_Extracted data entries:_
--- --- ---

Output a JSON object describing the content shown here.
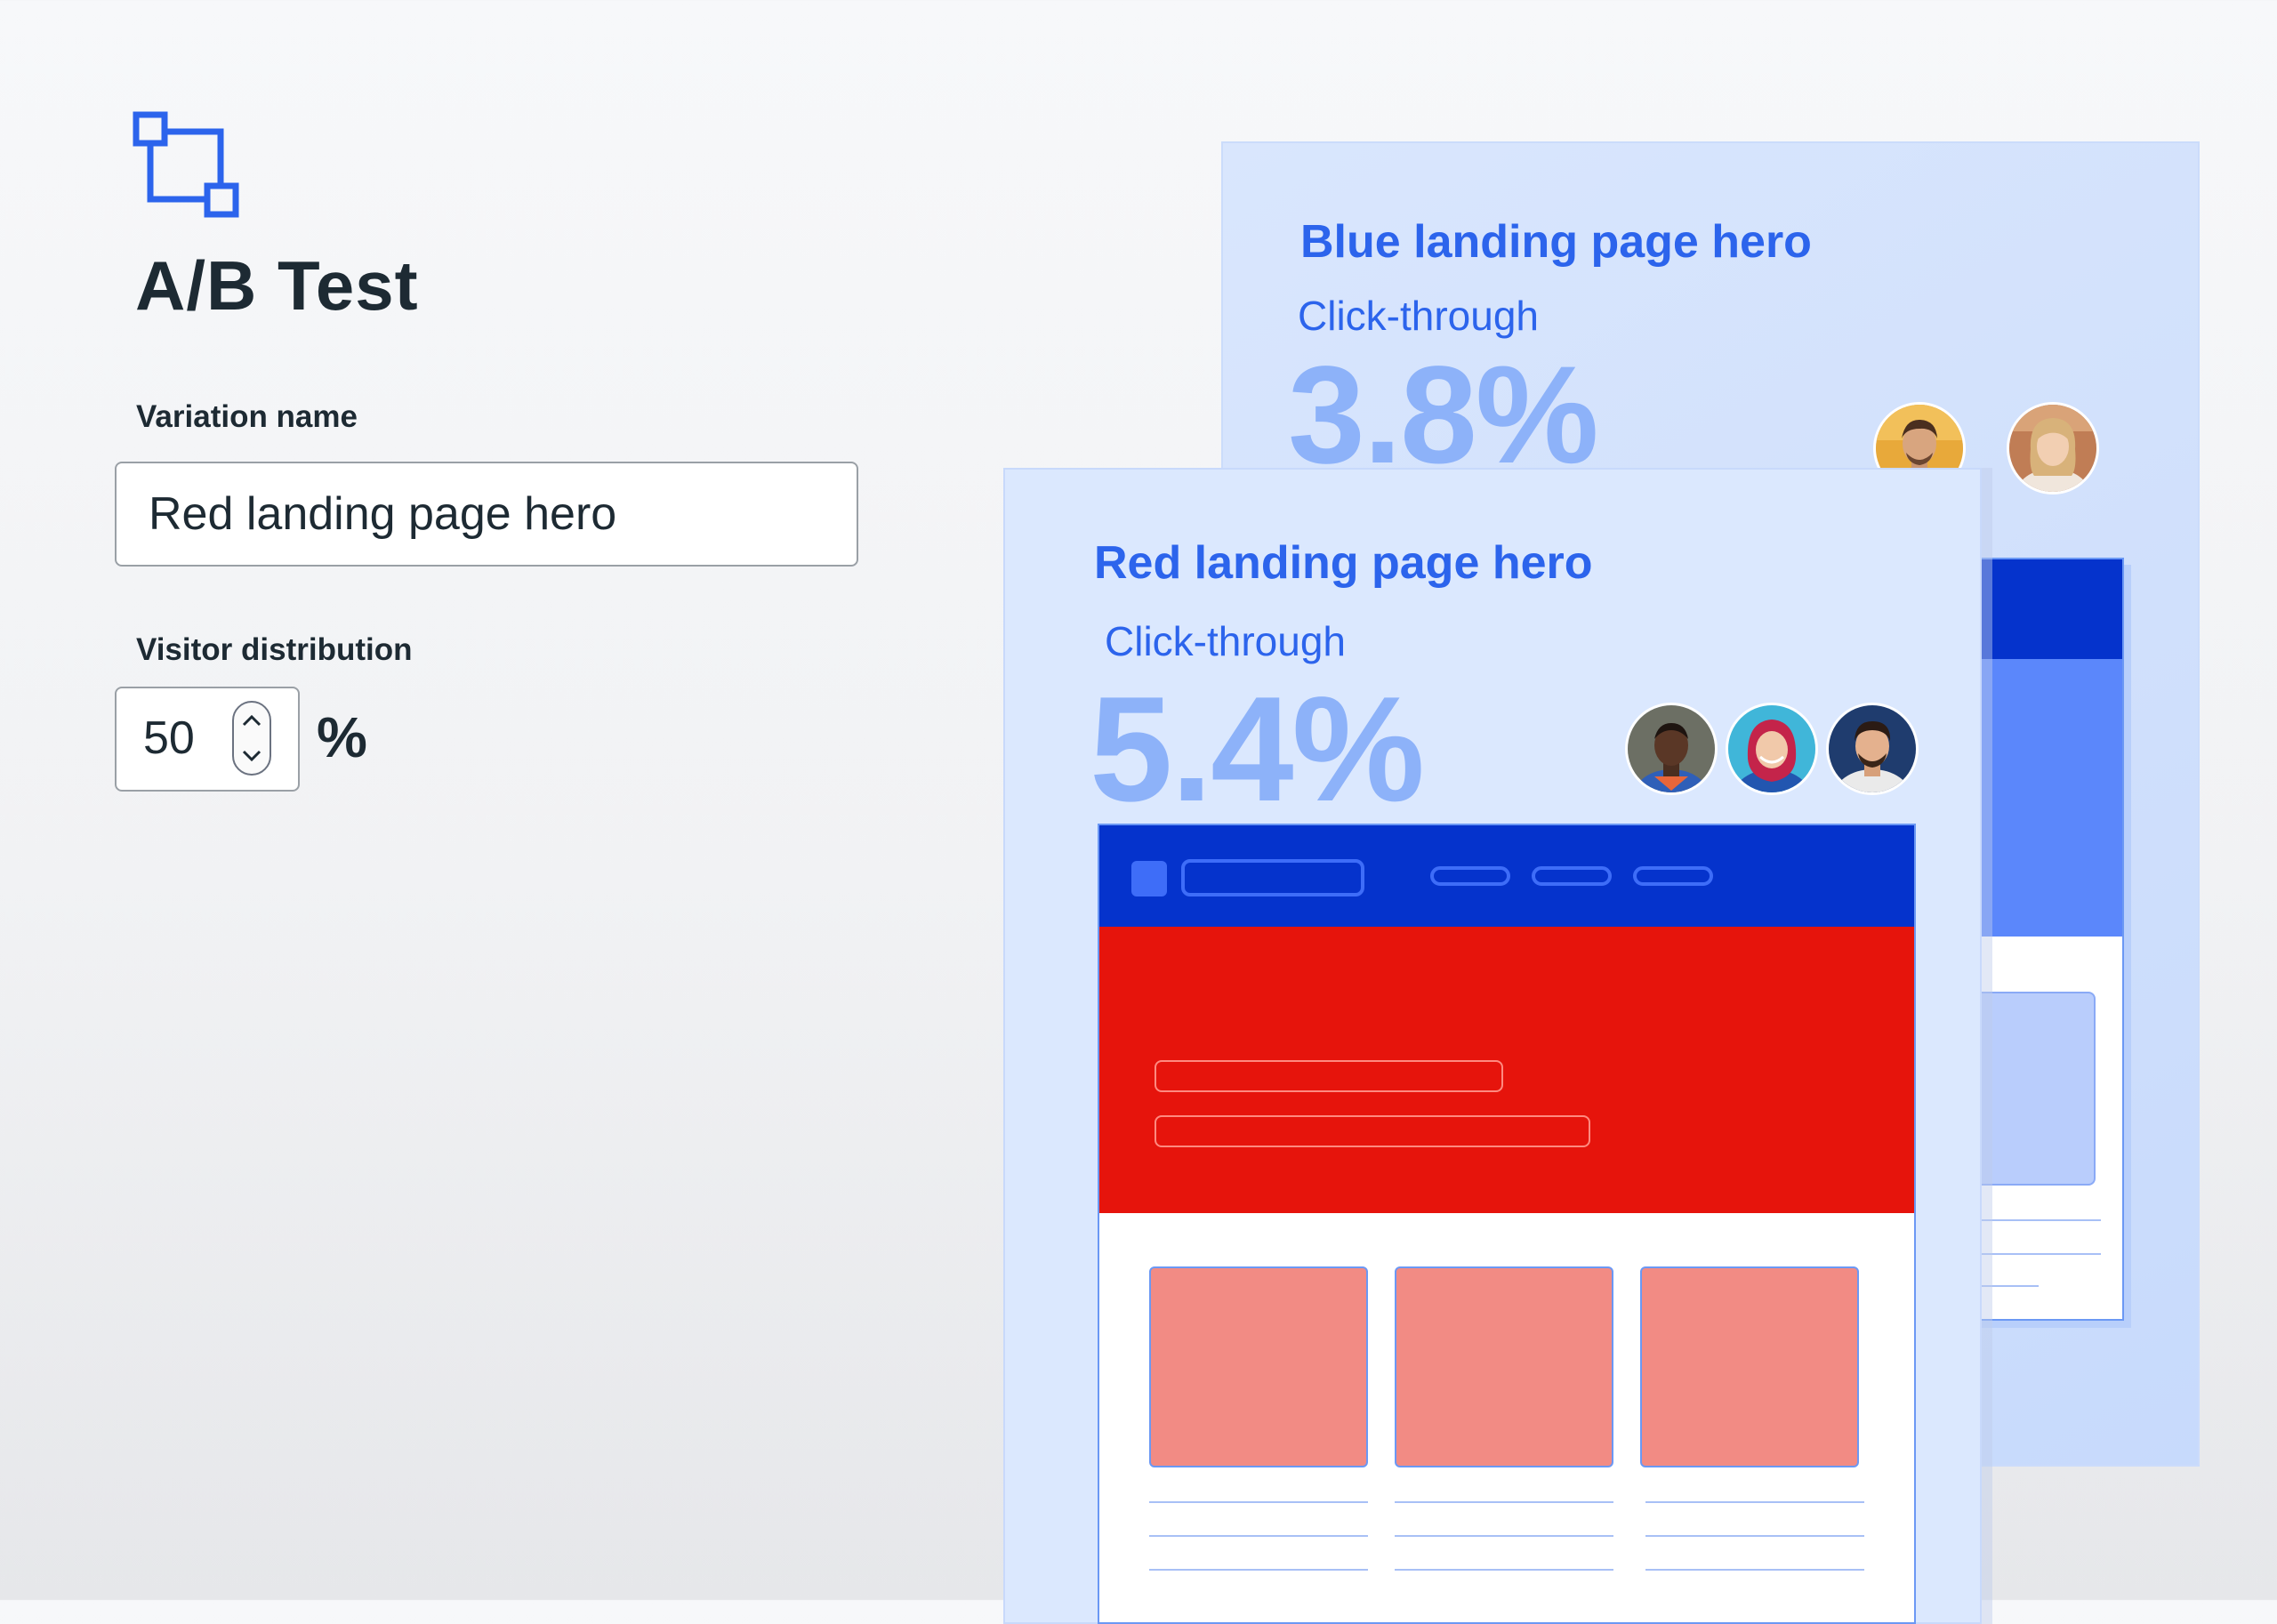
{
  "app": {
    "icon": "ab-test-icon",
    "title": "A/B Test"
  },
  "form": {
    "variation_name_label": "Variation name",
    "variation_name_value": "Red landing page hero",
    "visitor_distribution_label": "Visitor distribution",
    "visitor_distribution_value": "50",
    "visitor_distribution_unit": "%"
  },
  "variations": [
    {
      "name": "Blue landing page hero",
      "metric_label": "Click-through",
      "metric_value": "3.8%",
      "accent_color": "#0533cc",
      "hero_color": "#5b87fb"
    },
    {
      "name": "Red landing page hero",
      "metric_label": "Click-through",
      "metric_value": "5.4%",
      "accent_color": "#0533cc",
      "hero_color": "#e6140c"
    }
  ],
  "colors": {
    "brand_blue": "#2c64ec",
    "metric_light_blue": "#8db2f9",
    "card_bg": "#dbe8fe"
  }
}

--- --- ---

_Written problem:_
Can you retype every record above exactly, leaving out the pictures?

_Problem solution:_
Output a JSON object describing the content shown here.
{
  "app": {
    "icon": "ab-test-icon",
    "title": "A/B Test"
  },
  "form": {
    "variation_name_label": "Variation name",
    "variation_name_value": "Red landing page hero",
    "visitor_distribution_label": "Visitor distribution",
    "visitor_distribution_value": "50",
    "visitor_distribution_unit": "%"
  },
  "variations": [
    {
      "name": "Blue landing page hero",
      "metric_label": "Click-through",
      "metric_value": "3.8%",
      "accent_color": "#0533cc",
      "hero_color": "#5b87fb"
    },
    {
      "name": "Red landing page hero",
      "metric_label": "Click-through",
      "metric_value": "5.4%",
      "accent_color": "#0533cc",
      "hero_color": "#e6140c"
    }
  ],
  "colors": {
    "brand_blue": "#2c64ec",
    "metric_light_blue": "#8db2f9",
    "card_bg": "#dbe8fe"
  }
}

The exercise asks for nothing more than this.